Stored data entries:
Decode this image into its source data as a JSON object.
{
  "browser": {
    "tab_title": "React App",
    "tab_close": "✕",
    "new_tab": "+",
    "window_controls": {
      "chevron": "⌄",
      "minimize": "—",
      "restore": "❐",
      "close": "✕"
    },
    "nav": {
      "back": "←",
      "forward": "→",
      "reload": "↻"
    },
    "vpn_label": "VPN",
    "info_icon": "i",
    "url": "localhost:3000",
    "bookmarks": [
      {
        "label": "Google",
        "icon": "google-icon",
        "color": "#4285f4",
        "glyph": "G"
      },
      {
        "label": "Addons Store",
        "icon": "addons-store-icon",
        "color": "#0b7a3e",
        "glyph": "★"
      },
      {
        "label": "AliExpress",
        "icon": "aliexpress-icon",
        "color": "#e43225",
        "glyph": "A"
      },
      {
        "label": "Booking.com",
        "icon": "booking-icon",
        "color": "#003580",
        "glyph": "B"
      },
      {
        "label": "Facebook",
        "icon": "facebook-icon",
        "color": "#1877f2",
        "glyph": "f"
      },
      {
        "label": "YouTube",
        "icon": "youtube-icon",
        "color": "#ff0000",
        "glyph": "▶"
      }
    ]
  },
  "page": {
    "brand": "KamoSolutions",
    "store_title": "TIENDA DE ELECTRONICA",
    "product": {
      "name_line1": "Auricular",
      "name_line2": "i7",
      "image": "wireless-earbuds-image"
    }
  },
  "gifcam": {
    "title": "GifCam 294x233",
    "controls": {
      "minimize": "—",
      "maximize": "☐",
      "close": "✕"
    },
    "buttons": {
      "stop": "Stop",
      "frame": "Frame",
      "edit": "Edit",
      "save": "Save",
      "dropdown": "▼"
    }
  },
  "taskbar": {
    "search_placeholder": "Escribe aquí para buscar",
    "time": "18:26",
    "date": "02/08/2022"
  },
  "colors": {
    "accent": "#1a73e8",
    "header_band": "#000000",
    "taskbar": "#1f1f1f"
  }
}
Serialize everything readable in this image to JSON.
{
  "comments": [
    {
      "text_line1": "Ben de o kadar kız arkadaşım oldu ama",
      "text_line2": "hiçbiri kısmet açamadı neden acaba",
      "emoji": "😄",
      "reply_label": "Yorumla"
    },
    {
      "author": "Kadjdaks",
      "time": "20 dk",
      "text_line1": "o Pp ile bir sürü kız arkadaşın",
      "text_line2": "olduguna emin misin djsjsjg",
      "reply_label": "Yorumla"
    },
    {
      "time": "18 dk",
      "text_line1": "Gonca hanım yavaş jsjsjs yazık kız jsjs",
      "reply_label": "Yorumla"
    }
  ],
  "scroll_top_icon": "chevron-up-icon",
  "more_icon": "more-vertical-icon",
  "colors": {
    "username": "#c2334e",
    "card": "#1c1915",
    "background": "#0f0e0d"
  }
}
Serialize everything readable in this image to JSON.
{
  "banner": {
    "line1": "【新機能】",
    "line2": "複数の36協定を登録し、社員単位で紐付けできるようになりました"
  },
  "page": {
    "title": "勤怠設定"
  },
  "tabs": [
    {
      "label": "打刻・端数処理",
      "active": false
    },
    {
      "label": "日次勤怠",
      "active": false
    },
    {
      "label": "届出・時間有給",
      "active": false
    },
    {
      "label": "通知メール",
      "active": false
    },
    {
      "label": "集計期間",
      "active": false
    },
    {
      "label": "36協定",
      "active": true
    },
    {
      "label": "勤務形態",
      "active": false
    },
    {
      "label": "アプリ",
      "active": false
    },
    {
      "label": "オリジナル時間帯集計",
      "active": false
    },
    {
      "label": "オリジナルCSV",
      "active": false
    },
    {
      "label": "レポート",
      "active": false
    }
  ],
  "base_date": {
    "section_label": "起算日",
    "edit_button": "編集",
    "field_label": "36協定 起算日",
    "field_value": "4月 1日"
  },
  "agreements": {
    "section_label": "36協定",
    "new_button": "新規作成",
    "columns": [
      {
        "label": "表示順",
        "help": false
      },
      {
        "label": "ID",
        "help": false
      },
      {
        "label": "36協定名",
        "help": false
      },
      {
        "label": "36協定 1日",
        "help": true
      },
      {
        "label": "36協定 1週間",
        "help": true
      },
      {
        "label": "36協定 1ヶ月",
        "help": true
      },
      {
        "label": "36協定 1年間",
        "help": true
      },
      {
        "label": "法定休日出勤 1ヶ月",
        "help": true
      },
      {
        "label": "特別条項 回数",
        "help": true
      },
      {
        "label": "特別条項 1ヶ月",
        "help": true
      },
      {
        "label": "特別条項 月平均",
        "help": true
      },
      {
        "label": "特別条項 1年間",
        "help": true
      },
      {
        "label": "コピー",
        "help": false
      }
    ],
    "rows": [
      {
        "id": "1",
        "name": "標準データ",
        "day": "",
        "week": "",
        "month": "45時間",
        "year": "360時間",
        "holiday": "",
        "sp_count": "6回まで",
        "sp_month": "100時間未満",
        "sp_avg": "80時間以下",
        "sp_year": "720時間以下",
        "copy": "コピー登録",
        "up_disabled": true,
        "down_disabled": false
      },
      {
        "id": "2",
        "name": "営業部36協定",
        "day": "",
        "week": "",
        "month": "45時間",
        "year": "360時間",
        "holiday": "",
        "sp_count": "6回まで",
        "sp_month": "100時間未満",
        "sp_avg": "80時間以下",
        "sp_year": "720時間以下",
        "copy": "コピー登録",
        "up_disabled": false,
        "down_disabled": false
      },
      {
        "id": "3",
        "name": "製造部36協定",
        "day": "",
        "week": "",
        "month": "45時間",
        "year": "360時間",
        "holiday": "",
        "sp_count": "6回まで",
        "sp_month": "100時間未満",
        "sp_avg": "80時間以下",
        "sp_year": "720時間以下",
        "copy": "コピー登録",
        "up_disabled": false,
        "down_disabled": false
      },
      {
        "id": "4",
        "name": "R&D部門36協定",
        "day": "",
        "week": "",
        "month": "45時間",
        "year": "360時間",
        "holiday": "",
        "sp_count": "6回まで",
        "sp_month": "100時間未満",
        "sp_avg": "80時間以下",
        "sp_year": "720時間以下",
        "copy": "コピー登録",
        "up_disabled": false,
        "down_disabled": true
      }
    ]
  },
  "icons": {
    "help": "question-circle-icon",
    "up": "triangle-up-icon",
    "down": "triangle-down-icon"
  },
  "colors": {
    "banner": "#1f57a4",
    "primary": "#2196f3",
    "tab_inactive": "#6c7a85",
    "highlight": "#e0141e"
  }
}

TASK GOAL = Reproduce each record exactly as it appears.

EXERCISE SOLUTION =
Decode this image into its source data as a JSON object.
{
  "browser": {
    "tab_title": "React App",
    "tab_close": "✕",
    "new_tab": "+",
    "window_controls": {
      "chevron": "⌄",
      "minimize": "—",
      "restore": "❐",
      "close": "✕"
    },
    "nav": {
      "back": "←",
      "forward": "→",
      "reload": "↻"
    },
    "vpn_label": "VPN",
    "info_icon": "i",
    "url": "localhost:3000",
    "bookmarks": [
      {
        "label": "Google",
        "icon": "google-icon",
        "color": "#4285f4",
        "glyph": "G"
      },
      {
        "label": "Addons Store",
        "icon": "addons-store-icon",
        "color": "#0b7a3e",
        "glyph": "★"
      },
      {
        "label": "AliExpress",
        "icon": "aliexpress-icon",
        "color": "#e43225",
        "glyph": "A"
      },
      {
        "label": "Booking.com",
        "icon": "booking-icon",
        "color": "#003580",
        "glyph": "B"
      },
      {
        "label": "Facebook",
        "icon": "facebook-icon",
        "color": "#1877f2",
        "glyph": "f"
      },
      {
        "label": "YouTube",
        "icon": "youtube-icon",
        "color": "#ff0000",
        "glyph": "▶"
      }
    ]
  },
  "page": {
    "brand": "KamoSolutions",
    "store_title": "TIENDA DE ELECTRONICA",
    "product": {
      "name_line1": "Auricular",
      "name_line2": "i7",
      "image": "wireless-earbuds-image"
    }
  },
  "gifcam": {
    "title": "GifCam 294x233",
    "controls": {
      "minimize": "—",
      "maximize": "☐",
      "close": "✕"
    },
    "buttons": {
      "stop": "Stop",
      "frame": "Frame",
      "edit": "Edit",
      "save": "Save",
      "dropdown": "▼"
    }
  },
  "taskbar": {
    "search_placeholder": "Escribe aquí para buscar",
    "time": "18:26",
    "date": "02/08/2022"
  },
  "colors": {
    "accent": "#1a73e8",
    "header_band": "#000000",
    "taskbar": "#1f1f1f"
  }
}
Serialize everything readable in this image to JSON.
{
  "comments": [
    {
      "text_line1": "Ben de o kadar kız arkadaşım oldu ama",
      "text_line2": "hiçbiri kısmet açamadı neden acaba",
      "emoji": "😄",
      "reply_label": "Yorumla"
    },
    {
      "author": "Kadjdaks",
      "time": "20 dk",
      "text_line1": "o Pp ile bir sürü kız arkadaşın",
      "text_line2": "olduguna emin misin djsjsjg",
      "reply_label": "Yorumla"
    },
    {
      "time": "18 dk",
      "text_line1": "Gonca hanım yavaş jsjsjs yazık kız jsjs",
      "reply_label": "Yorumla"
    }
  ],
  "scroll_top_icon": "chevron-up-icon",
  "more_icon": "more-vertical-icon",
  "colors": {
    "username": "#c2334e",
    "card": "#1c1915",
    "background": "#0f0e0d"
  }
}
Serialize everything readable in this image to JSON.
{
  "banner": {
    "line1": "【新機能】",
    "line2": "複数の36協定を登録し、社員単位で紐付けできるようになりました"
  },
  "page": {
    "title": "勤怠設定"
  },
  "tabs": [
    {
      "label": "打刻・端数処理",
      "active": false
    },
    {
      "label": "日次勤怠",
      "active": false
    },
    {
      "label": "届出・時間有給",
      "active": false
    },
    {
      "label": "通知メール",
      "active": false
    },
    {
      "label": "集計期間",
      "active": false
    },
    {
      "label": "36協定",
      "active": true
    },
    {
      "label": "勤務形態",
      "active": false
    },
    {
      "label": "アプリ",
      "active": false
    },
    {
      "label": "オリジナル時間帯集計",
      "active": false
    },
    {
      "label": "オリジナルCSV",
      "active": false
    },
    {
      "label": "レポート",
      "active": false
    }
  ],
  "base_date": {
    "section_label": "起算日",
    "edit_button": "編集",
    "field_label": "36協定 起算日",
    "field_value": "4月 1日"
  },
  "agreements": {
    "section_label": "36協定",
    "new_button": "新規作成",
    "columns": [
      {
        "label": "表示順",
        "help": false
      },
      {
        "label": "ID",
        "help": false
      },
      {
        "label": "36協定名",
        "help": false
      },
      {
        "label": "36協定 1日",
        "help": true
      },
      {
        "label": "36協定 1週間",
        "help": true
      },
      {
        "label": "36協定 1ヶ月",
        "help": true
      },
      {
        "label": "36協定 1年間",
        "help": true
      },
      {
        "label": "法定休日出勤 1ヶ月",
        "help": true
      },
      {
        "label": "特別条項 回数",
        "help": true
      },
      {
        "label": "特別条項 1ヶ月",
        "help": true
      },
      {
        "label": "特別条項 月平均",
        "help": true
      },
      {
        "label": "特別条項 1年間",
        "help": true
      },
      {
        "label": "コピー",
        "help": false
      }
    ],
    "rows": [
      {
        "id": "1",
        "name": "標準データ",
        "day": "",
        "week": "",
        "month": "45時間",
        "year": "360時間",
        "holiday": "",
        "sp_count": "6回まで",
        "sp_month": "100時間未満",
        "sp_avg": "80時間以下",
        "sp_year": "720時間以下",
        "copy": "コピー登録",
        "up_disabled": true,
        "down_disabled": false
      },
      {
        "id": "2",
        "name": "営業部36協定",
        "day": "",
        "week": "",
        "month": "45時間",
        "year": "360時間",
        "holiday": "",
        "sp_count": "6回まで",
        "sp_month": "100時間未満",
        "sp_avg": "80時間以下",
        "sp_year": "720時間以下",
        "copy": "コピー登録",
        "up_disabled": false,
        "down_disabled": false
      },
      {
        "id": "3",
        "name": "製造部36協定",
        "day": "",
        "week": "",
        "month": "45時間",
        "year": "360時間",
        "holiday": "",
        "sp_count": "6回まで",
        "sp_month": "100時間未満",
        "sp_avg": "80時間以下",
        "sp_year": "720時間以下",
        "copy": "コピー登録",
        "up_disabled": false,
        "down_disabled": false
      },
      {
        "id": "4",
        "name": "R&D部門36協定",
        "day": "",
        "week": "",
        "month": "45時間",
        "year": "360時間",
        "holiday": "",
        "sp_count": "6回まで",
        "sp_month": "100時間未満",
        "sp_avg": "80時間以下",
        "sp_year": "720時間以下",
        "copy": "コピー登録",
        "up_disabled": false,
        "down_disabled": true
      }
    ]
  },
  "icons": {
    "help": "question-circle-icon",
    "up": "triangle-up-icon",
    "down": "triangle-down-icon"
  },
  "colors": {
    "banner": "#1f57a4",
    "primary": "#2196f3",
    "tab_inactive": "#6c7a85",
    "highlight": "#e0141e"
  }
}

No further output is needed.